== EXERCISE MATERIALS ==

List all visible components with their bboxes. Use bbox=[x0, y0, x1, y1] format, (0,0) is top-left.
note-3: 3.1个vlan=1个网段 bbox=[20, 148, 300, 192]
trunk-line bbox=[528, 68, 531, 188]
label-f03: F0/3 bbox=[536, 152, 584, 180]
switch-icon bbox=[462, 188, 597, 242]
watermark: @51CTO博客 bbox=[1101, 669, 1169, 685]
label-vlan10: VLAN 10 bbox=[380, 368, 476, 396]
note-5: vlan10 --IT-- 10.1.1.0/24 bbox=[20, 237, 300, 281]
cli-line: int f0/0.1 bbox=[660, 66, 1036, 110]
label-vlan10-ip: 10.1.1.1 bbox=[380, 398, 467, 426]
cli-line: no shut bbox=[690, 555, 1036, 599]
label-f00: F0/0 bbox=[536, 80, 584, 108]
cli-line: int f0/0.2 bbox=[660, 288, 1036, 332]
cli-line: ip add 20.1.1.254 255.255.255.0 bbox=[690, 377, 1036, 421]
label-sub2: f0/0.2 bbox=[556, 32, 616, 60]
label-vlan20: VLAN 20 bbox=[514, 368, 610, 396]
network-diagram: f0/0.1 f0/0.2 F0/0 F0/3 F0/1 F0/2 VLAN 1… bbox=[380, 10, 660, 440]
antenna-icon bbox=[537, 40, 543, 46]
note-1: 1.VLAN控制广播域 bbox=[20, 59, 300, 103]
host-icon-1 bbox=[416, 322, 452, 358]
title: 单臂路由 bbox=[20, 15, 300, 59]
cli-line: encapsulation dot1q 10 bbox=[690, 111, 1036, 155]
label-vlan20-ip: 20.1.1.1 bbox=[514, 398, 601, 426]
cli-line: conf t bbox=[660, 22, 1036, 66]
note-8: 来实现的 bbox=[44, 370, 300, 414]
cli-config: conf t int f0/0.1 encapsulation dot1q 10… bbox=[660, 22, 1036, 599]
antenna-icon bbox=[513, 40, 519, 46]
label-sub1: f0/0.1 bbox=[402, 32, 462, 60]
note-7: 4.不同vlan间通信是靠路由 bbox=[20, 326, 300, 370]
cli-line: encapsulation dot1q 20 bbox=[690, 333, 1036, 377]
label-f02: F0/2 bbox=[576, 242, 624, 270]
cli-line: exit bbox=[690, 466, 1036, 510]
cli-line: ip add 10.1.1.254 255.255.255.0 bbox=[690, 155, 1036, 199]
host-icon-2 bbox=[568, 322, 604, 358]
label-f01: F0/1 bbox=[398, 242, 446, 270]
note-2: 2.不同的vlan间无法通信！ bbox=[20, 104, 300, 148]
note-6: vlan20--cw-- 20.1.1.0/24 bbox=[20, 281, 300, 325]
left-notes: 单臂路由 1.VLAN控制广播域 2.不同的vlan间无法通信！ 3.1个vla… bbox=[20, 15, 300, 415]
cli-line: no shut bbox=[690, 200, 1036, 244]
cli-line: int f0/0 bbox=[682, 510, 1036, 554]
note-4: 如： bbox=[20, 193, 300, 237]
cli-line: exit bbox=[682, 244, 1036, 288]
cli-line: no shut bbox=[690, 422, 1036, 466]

===

PROBLEM TO WORK ON: Copy every line of the material above word for word, keeping each line in its original order.

SOLUTION TO THE PROBLEM:
List all visible components with their bboxes. Use bbox=[x0, y0, x1, y1] format, (0,0) is top-left.
note-3: 3.1个vlan=1个网段 bbox=[20, 148, 300, 192]
trunk-line bbox=[528, 68, 531, 188]
label-f03: F0/3 bbox=[536, 152, 584, 180]
switch-icon bbox=[462, 188, 597, 242]
watermark: @51CTO博客 bbox=[1101, 669, 1169, 685]
label-vlan10: VLAN 10 bbox=[380, 368, 476, 396]
note-5: vlan10 --IT-- 10.1.1.0/24 bbox=[20, 237, 300, 281]
cli-line: int f0/0.1 bbox=[660, 66, 1036, 110]
label-vlan10-ip: 10.1.1.1 bbox=[380, 398, 467, 426]
cli-line: no shut bbox=[690, 555, 1036, 599]
label-f00: F0/0 bbox=[536, 80, 584, 108]
cli-line: int f0/0.2 bbox=[660, 288, 1036, 332]
cli-line: ip add 20.1.1.254 255.255.255.0 bbox=[690, 377, 1036, 421]
label-sub2: f0/0.2 bbox=[556, 32, 616, 60]
label-vlan20: VLAN 20 bbox=[514, 368, 610, 396]
network-diagram: f0/0.1 f0/0.2 F0/0 F0/3 F0/1 F0/2 VLAN 1… bbox=[380, 10, 660, 440]
antenna-icon bbox=[537, 40, 543, 46]
note-1: 1.VLAN控制广播域 bbox=[20, 59, 300, 103]
host-icon-1 bbox=[416, 322, 452, 358]
title: 单臂路由 bbox=[20, 15, 300, 59]
cli-line: encapsulation dot1q 10 bbox=[690, 111, 1036, 155]
label-vlan20-ip: 20.1.1.1 bbox=[514, 398, 601, 426]
cli-line: conf t bbox=[660, 22, 1036, 66]
note-8: 来实现的 bbox=[44, 370, 300, 414]
cli-config: conf t int f0/0.1 encapsulation dot1q 10… bbox=[660, 22, 1036, 599]
antenna-icon bbox=[513, 40, 519, 46]
label-sub1: f0/0.1 bbox=[402, 32, 462, 60]
note-7: 4.不同vlan间通信是靠路由 bbox=[20, 326, 300, 370]
cli-line: encapsulation dot1q 20 bbox=[690, 333, 1036, 377]
label-f02: F0/2 bbox=[576, 242, 624, 270]
cli-line: exit bbox=[690, 466, 1036, 510]
cli-line: ip add 10.1.1.254 255.255.255.0 bbox=[690, 155, 1036, 199]
host-icon-2 bbox=[568, 322, 604, 358]
label-f01: F0/1 bbox=[398, 242, 446, 270]
note-2: 2.不同的vlan间无法通信！ bbox=[20, 104, 300, 148]
note-6: vlan20--cw-- 20.1.1.0/24 bbox=[20, 281, 300, 325]
left-notes: 单臂路由 1.VLAN控制广播域 2.不同的vlan间无法通信！ 3.1个vla… bbox=[20, 15, 300, 415]
cli-line: no shut bbox=[690, 200, 1036, 244]
cli-line: int f0/0 bbox=[682, 510, 1036, 554]
note-4: 如： bbox=[20, 193, 300, 237]
cli-line: exit bbox=[682, 244, 1036, 288]
cli-line: no shut bbox=[690, 422, 1036, 466]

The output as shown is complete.